--- SELECTED EXCERPT ---
Hi,
only a try to sort some things out.
Didn't know much of hadoop cluster, but think cluster means different
clusternodes.
Did you check the master node against the free disk space or each node
independently ?
An entry in the hosts.cfg for the world accessible hadoop cluster ip/dns name
and different entrys for each clusternode?
We use a small linux webcluster with replicated MySQL databases and
webdirectoys.
For replication we use DRBD and pacemaker as resource manager.
We get alerts for the whole cluster and each cluster node.
So, I use two different check_disk alerts. One for the replicated volume:
check_linux_drbd0_disk.
Volume size and free disk space is the same over each cluster node.
The second check_disk alert checks the real hdd in each clusternode:
check_linux_root_disk.
It's the physical hdd plugged into each cluster node.
$HOSTADDRESS$:
For check_linux_drbd0_disk it is the active, world accessible address. For
example: www.example.com
For check_linux_root_disk it is the internal address of each clusternode. For
example clusternode1.internal.com, clusternode2.internal.com
The objects/commands.cfg:
define command{
command_name check_linux_drbd0_disk
command_line $USER1$/check_nrpe -H $HOSTADDRESS$ -t 60 -p 5666 -n -c
check_drbd0
}
define command{
command_name check_linux_root_disk
command_line $USER1$/check_nrpe -H $HOSTADDRESS$ -t 60 -p 5666 -n -c
check_sda1
}
The /usr/local/nagios/etc/nrpe.cfg on each clusternode:
command[check_drbd0]=/usr/local/nagios/libexec/check_disk -w 15% -c 10% -p
/dev/drbd0
command[check_sda1]=/usr/local/nagios/libexec/check_disk -w 15% -c 10% -p
/dev/sda1
With this, we get alerts:
Running out of disk space for www.example.com
Running out of disk space for each clusternode
Regards,
Markus.
Earn money: http://www.verdiene-geld-im-netz.de/en/index.html
Von: Help [mailto:[email protected]]
Im Auftrag von Natva, Arun Kumar
Gesendet: Freitag, 23. Januar 2015 23:47
An: [email protected]
Betreff: help needed with nagios alert
Hi,
I am using nagios for alerting in our hadoop cluster.
When I setup a check_disk alert on all the nodes in the cluster, we are getting
emails for all the hosts even though only one of the nodes exceeds the disk
space threshold.
I tried multiple things but I am unable to figure out why nagios sends alerts
for all hosts instead of just one host. Can you please help
Regards,
Arun.

--- EXERCISE AIM ---
In the Nagios thread, which tool serves as the resource manager for the replicated web cluster?

--- LISTED RECORDS ---
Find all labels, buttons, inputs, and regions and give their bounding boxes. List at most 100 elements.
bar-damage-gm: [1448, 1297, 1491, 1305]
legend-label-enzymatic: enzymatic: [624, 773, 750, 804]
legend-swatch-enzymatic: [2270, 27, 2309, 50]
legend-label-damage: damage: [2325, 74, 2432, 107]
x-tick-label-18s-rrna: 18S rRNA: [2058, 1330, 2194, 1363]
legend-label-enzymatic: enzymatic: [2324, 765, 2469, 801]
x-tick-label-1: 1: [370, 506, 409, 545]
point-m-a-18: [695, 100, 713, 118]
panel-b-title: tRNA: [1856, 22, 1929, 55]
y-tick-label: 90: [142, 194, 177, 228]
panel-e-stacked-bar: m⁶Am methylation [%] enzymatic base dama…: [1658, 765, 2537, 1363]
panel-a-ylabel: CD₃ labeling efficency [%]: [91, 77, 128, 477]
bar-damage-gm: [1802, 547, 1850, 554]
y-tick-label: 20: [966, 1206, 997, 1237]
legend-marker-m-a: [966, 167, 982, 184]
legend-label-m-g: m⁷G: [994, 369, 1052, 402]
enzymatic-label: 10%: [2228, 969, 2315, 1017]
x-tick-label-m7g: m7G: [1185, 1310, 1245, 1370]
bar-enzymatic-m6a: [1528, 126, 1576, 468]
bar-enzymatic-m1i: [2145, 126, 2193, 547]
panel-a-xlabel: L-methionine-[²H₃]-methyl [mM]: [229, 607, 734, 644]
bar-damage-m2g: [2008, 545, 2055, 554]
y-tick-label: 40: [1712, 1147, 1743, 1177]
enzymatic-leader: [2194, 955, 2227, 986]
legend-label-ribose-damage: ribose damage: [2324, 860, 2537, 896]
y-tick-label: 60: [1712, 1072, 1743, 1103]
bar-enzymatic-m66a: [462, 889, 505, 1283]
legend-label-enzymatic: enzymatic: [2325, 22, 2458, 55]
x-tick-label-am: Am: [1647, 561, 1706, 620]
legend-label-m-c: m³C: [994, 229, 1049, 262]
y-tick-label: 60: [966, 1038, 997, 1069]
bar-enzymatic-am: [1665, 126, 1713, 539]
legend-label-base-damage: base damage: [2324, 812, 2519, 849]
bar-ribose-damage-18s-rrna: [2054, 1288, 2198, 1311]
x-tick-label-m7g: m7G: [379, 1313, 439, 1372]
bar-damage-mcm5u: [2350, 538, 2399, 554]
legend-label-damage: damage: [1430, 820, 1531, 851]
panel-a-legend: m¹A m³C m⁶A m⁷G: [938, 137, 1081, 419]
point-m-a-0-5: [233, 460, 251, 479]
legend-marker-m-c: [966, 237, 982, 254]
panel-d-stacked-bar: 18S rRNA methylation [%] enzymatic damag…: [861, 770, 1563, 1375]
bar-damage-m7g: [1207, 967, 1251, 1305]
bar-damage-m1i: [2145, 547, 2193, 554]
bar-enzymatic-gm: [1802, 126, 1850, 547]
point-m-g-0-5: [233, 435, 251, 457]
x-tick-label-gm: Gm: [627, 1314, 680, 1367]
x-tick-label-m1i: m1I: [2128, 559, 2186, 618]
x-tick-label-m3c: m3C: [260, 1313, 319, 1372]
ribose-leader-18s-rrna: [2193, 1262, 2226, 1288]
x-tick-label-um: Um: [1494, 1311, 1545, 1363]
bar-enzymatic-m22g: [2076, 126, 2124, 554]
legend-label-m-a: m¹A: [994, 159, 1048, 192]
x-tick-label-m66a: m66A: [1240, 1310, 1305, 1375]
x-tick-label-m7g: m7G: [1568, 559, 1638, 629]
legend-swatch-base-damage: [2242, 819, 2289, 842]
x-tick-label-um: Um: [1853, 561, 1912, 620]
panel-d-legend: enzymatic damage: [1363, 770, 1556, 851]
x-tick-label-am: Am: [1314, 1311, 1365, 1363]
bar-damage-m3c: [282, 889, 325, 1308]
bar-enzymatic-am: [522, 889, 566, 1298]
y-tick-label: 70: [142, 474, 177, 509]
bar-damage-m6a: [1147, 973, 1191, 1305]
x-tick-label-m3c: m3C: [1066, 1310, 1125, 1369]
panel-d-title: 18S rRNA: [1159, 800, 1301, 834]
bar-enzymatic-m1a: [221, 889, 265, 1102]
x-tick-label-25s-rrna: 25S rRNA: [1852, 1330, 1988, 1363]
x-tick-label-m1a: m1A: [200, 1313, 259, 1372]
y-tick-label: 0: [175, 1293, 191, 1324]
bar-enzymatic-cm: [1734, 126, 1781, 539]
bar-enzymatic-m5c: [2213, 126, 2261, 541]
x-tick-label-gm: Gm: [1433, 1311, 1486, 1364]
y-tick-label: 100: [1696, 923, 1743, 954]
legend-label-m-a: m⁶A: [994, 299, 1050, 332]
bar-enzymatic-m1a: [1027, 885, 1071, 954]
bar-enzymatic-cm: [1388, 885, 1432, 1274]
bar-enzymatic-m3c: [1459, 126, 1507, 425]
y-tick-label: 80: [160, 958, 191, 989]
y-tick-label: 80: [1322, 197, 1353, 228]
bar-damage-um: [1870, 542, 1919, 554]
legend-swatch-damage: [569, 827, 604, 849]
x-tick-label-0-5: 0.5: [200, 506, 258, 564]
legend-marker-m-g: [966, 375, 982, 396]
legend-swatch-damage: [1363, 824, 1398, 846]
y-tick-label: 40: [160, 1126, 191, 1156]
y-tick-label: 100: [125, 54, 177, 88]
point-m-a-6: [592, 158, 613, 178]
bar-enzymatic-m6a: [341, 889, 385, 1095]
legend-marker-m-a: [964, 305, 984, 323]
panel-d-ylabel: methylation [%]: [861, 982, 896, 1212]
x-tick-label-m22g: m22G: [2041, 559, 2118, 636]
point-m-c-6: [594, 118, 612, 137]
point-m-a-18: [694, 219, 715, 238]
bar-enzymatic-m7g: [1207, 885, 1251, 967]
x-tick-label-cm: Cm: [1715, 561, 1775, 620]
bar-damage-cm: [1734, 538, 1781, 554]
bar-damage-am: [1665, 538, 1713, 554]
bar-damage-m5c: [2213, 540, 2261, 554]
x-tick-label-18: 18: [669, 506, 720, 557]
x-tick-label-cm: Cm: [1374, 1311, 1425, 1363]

--- THE COMPLETED TASK ---
Pacemaker